Layout annotation records:
•••

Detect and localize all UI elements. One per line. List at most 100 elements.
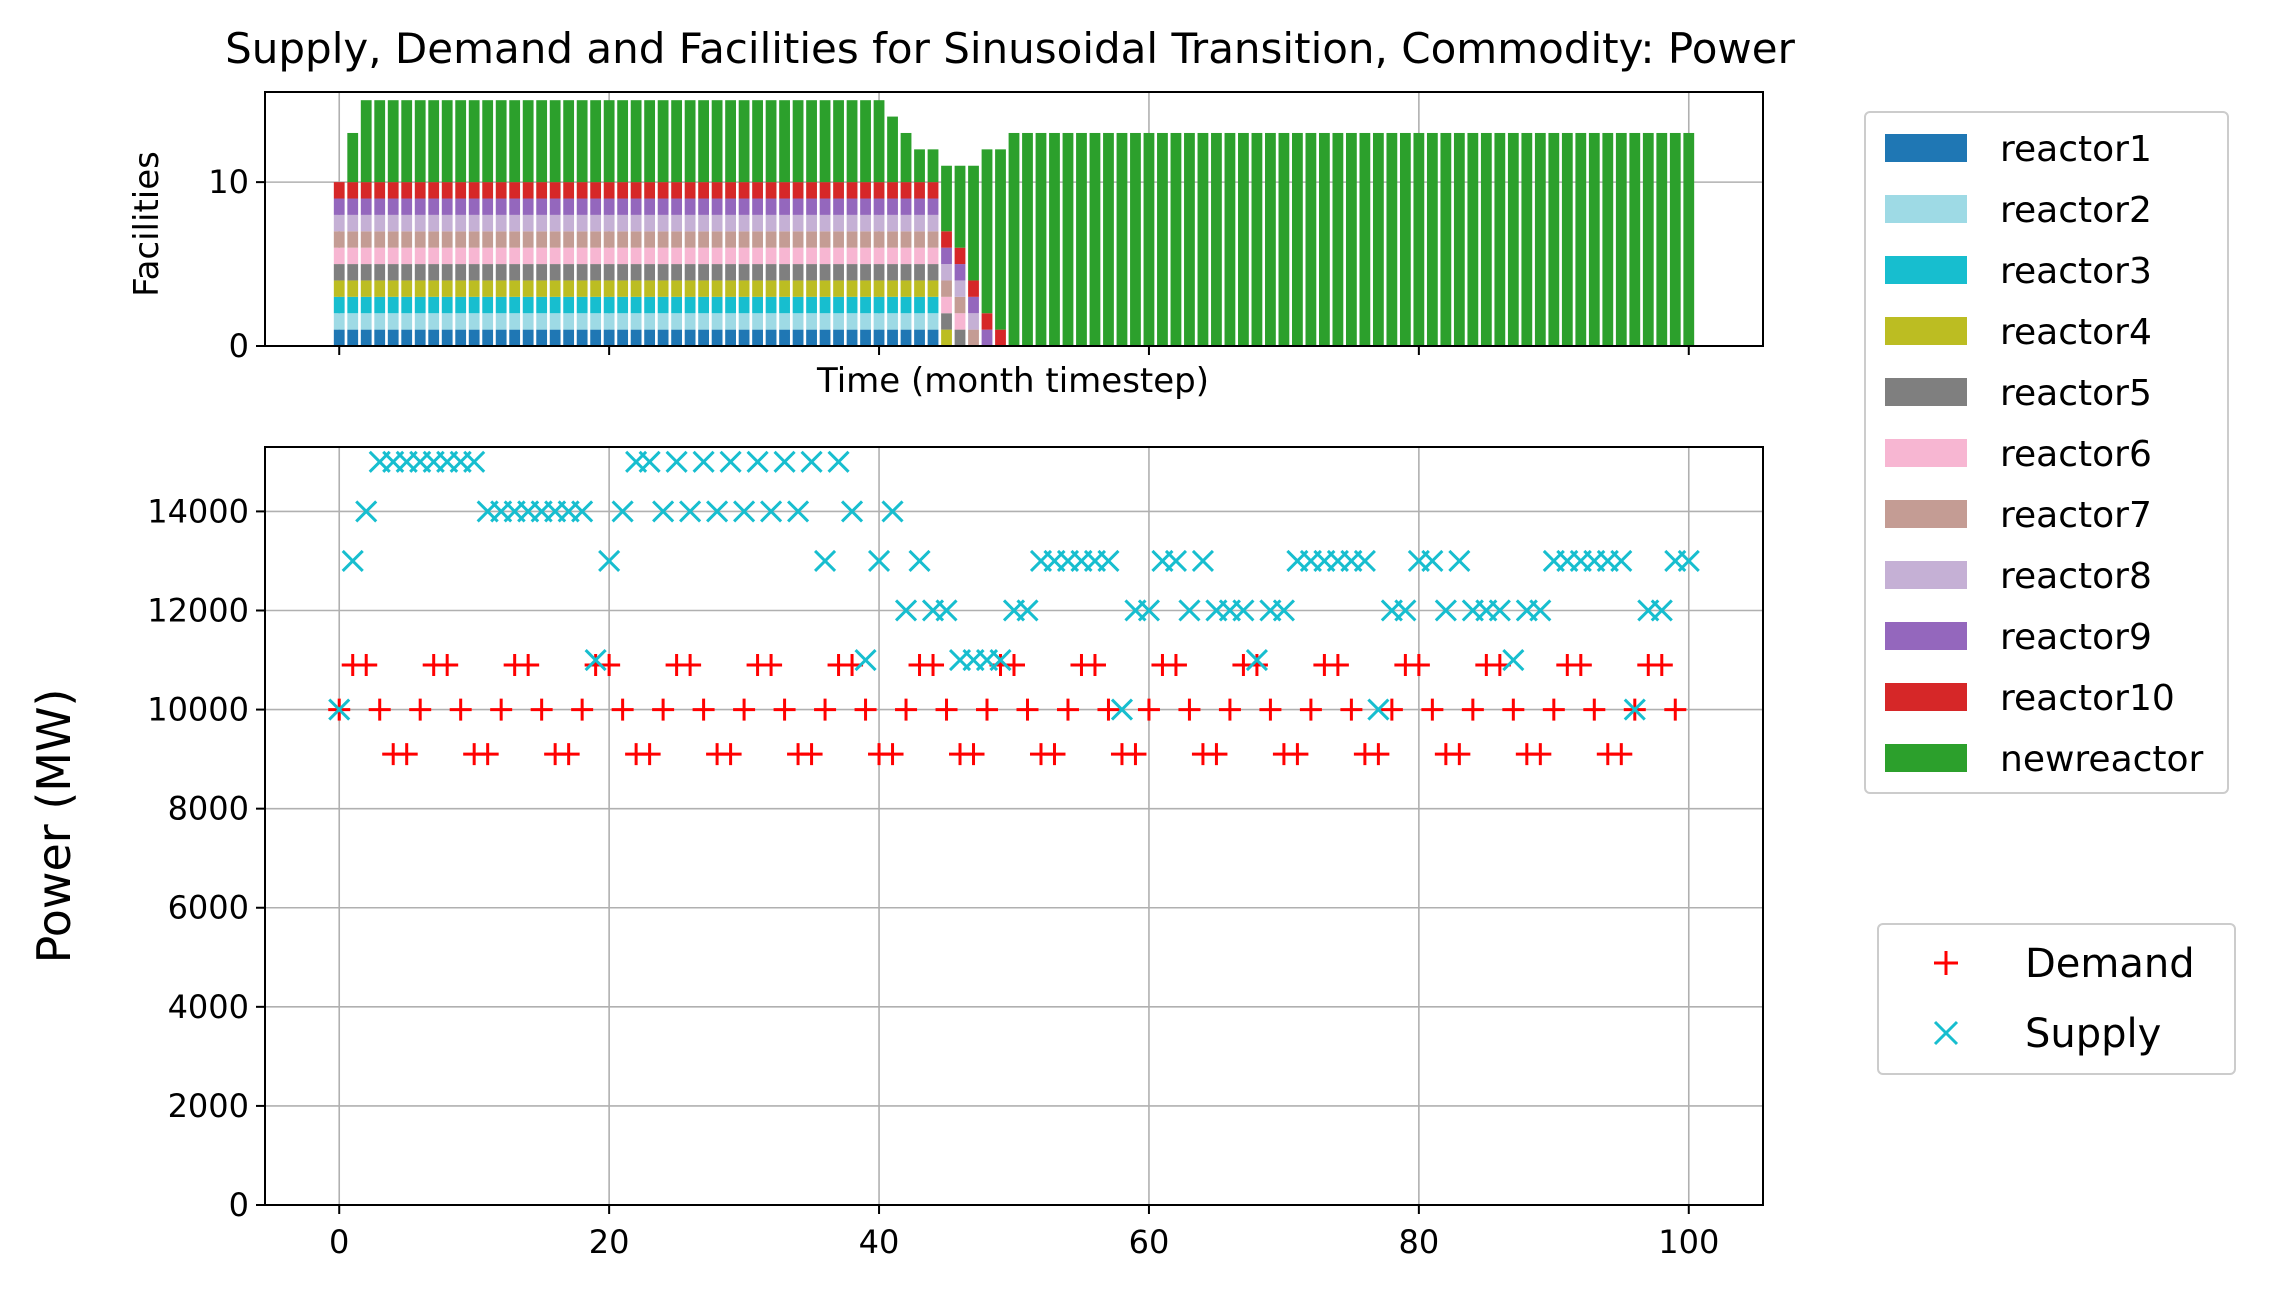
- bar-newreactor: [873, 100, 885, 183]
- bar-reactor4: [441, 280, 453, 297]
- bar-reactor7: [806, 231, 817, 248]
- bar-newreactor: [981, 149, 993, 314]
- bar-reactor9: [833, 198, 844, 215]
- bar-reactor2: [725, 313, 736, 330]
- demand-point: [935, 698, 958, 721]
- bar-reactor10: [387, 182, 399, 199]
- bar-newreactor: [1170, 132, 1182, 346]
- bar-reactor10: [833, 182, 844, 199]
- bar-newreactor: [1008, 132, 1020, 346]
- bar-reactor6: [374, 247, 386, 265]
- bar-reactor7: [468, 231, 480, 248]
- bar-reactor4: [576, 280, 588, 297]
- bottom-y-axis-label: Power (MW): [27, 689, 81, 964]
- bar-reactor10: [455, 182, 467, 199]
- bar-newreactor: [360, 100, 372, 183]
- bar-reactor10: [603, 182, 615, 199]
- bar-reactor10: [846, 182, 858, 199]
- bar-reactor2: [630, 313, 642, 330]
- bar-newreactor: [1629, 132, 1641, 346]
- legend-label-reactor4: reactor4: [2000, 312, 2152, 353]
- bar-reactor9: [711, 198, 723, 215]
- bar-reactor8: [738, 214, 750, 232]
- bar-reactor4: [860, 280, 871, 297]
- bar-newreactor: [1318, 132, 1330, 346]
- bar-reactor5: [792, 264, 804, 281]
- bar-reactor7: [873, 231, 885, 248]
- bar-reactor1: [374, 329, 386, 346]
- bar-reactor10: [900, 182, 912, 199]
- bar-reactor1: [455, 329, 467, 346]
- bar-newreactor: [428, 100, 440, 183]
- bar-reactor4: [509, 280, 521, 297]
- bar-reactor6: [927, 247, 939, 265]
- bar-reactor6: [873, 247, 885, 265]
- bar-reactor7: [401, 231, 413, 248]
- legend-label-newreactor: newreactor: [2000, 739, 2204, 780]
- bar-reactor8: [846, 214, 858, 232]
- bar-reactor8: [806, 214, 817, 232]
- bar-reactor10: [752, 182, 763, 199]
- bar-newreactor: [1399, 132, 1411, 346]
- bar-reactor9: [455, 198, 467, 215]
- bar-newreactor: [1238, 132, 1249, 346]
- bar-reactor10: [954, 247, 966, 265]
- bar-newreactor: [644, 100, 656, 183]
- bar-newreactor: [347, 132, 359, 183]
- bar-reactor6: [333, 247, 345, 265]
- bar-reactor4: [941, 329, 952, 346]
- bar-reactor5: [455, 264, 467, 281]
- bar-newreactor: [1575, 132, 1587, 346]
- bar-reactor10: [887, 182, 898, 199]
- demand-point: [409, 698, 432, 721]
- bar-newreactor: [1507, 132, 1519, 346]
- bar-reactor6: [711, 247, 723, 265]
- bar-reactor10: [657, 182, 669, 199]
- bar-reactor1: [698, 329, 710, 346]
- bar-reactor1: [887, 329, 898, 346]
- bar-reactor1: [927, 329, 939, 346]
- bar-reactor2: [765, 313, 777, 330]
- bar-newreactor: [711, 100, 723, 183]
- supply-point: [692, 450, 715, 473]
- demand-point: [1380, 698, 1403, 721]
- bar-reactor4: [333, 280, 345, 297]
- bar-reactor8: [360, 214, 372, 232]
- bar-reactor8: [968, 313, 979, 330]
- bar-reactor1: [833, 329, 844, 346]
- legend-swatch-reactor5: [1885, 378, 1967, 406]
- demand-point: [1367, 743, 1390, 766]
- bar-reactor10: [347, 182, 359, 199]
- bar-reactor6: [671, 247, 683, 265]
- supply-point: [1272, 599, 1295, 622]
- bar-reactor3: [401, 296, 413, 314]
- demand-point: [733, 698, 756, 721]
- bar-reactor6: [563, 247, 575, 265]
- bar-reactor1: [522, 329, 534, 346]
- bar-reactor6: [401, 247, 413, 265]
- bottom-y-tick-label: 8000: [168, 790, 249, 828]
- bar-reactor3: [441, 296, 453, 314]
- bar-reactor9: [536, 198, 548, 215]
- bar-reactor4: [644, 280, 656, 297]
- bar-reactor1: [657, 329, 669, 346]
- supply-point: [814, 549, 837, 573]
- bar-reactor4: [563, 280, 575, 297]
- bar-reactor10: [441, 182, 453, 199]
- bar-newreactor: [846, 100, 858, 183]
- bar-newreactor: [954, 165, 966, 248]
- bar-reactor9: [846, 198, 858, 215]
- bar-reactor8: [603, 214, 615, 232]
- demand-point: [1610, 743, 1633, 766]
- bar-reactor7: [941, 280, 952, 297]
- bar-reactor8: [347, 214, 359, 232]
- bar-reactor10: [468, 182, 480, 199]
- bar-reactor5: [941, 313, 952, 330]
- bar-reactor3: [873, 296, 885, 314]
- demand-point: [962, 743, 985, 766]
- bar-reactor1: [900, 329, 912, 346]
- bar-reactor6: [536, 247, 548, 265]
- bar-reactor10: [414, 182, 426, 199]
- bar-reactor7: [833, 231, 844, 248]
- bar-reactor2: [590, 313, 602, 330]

•••

STATED EXERCISE: Reproduce all of the data above word for word, omitting the pictures.

EXERCISE RESULT:
Detect and localize all UI elements. One per line. List at most 100 elements.
- bar-newreactor: [873, 100, 885, 183]
- bar-reactor4: [441, 280, 453, 297]
- bar-reactor7: [806, 231, 817, 248]
- bar-newreactor: [981, 149, 993, 314]
- bar-reactor9: [833, 198, 844, 215]
- bar-reactor2: [725, 313, 736, 330]
- demand-point: [935, 698, 958, 721]
- bar-reactor10: [387, 182, 399, 199]
- bar-newreactor: [1170, 132, 1182, 346]
- bar-reactor10: [833, 182, 844, 199]
- bar-newreactor: [1008, 132, 1020, 346]
- bar-reactor6: [374, 247, 386, 265]
- bar-reactor7: [468, 231, 480, 248]
- bar-reactor4: [576, 280, 588, 297]
- bottom-y-axis-label: Power (MW): [27, 689, 81, 964]
- bar-reactor10: [455, 182, 467, 199]
- bar-newreactor: [360, 100, 372, 183]
- bar-reactor10: [603, 182, 615, 199]
- bar-reactor10: [846, 182, 858, 199]
- bar-reactor2: [630, 313, 642, 330]
- bar-newreactor: [1629, 132, 1641, 346]
- legend-label-reactor4: reactor4: [2000, 312, 2152, 353]
- bar-reactor9: [711, 198, 723, 215]
- bar-reactor8: [738, 214, 750, 232]
- bar-reactor4: [860, 280, 871, 297]
- bar-newreactor: [1318, 132, 1330, 346]
- bar-reactor5: [792, 264, 804, 281]
- bar-reactor7: [873, 231, 885, 248]
- bar-reactor1: [374, 329, 386, 346]
- bar-reactor10: [900, 182, 912, 199]
- bar-reactor1: [455, 329, 467, 346]
- bar-newreactor: [428, 100, 440, 183]
- bar-reactor4: [509, 280, 521, 297]
- bar-reactor6: [927, 247, 939, 265]
- bar-reactor6: [873, 247, 885, 265]
- bar-reactor7: [401, 231, 413, 248]
- legend-label-newreactor: newreactor: [2000, 739, 2204, 780]
- bar-reactor8: [846, 214, 858, 232]
- bar-reactor8: [806, 214, 817, 232]
- bar-reactor10: [752, 182, 763, 199]
- bar-newreactor: [1399, 132, 1411, 346]
- bar-reactor9: [455, 198, 467, 215]
- bar-newreactor: [1238, 132, 1249, 346]
- bar-reactor10: [954, 247, 966, 265]
- bar-newreactor: [644, 100, 656, 183]
- bar-newreactor: [347, 132, 359, 183]
- bar-reactor6: [333, 247, 345, 265]
- bar-reactor4: [941, 329, 952, 346]
- bar-reactor5: [455, 264, 467, 281]
- bar-newreactor: [1575, 132, 1587, 346]
- bar-reactor10: [887, 182, 898, 199]
- demand-point: [409, 698, 432, 721]
- bar-newreactor: [1507, 132, 1519, 346]
- bar-reactor6: [711, 247, 723, 265]
- bar-reactor10: [657, 182, 669, 199]
- bar-reactor1: [698, 329, 710, 346]
- bar-reactor1: [887, 329, 898, 346]
- bar-reactor1: [927, 329, 939, 346]
- bar-reactor2: [765, 313, 777, 330]
- bar-newreactor: [711, 100, 723, 183]
- supply-point: [692, 450, 715, 473]
- demand-point: [1380, 698, 1403, 721]
- bar-reactor4: [333, 280, 345, 297]
- bar-reactor8: [360, 214, 372, 232]
- bar-reactor8: [968, 313, 979, 330]
- bar-reactor1: [833, 329, 844, 346]
- legend-swatch-reactor5: [1885, 378, 1967, 406]
- demand-point: [1367, 743, 1390, 766]
- bar-reactor10: [347, 182, 359, 199]
- bar-reactor6: [671, 247, 683, 265]
- supply-point: [1272, 599, 1295, 622]
- bar-reactor3: [401, 296, 413, 314]
- demand-point: [733, 698, 756, 721]
- bar-reactor6: [563, 247, 575, 265]
- bar-reactor1: [522, 329, 534, 346]
- bar-reactor6: [401, 247, 413, 265]
- bottom-y-tick-label: 8000: [168, 790, 249, 828]
- bar-reactor3: [441, 296, 453, 314]
- bar-reactor9: [536, 198, 548, 215]
- bar-reactor4: [644, 280, 656, 297]
- bar-reactor1: [657, 329, 669, 346]
- supply-point: [814, 549, 837, 573]
- bar-reactor4: [563, 280, 575, 297]
- bar-reactor10: [441, 182, 453, 199]
- bar-newreactor: [846, 100, 858, 183]
- bar-newreactor: [954, 165, 966, 248]
- bar-reactor9: [846, 198, 858, 215]
- bar-reactor8: [603, 214, 615, 232]
- demand-point: [1610, 743, 1633, 766]
- bar-reactor7: [941, 280, 952, 297]
- bar-reactor8: [347, 214, 359, 232]
- bar-reactor10: [468, 182, 480, 199]
- bar-reactor5: [941, 313, 952, 330]
- bar-reactor3: [873, 296, 885, 314]
- demand-point: [962, 743, 985, 766]
- bar-reactor1: [900, 329, 912, 346]
- bar-reactor6: [536, 247, 548, 265]
- bar-reactor10: [414, 182, 426, 199]
- bar-reactor7: [833, 231, 844, 248]
- bar-reactor2: [590, 313, 602, 330]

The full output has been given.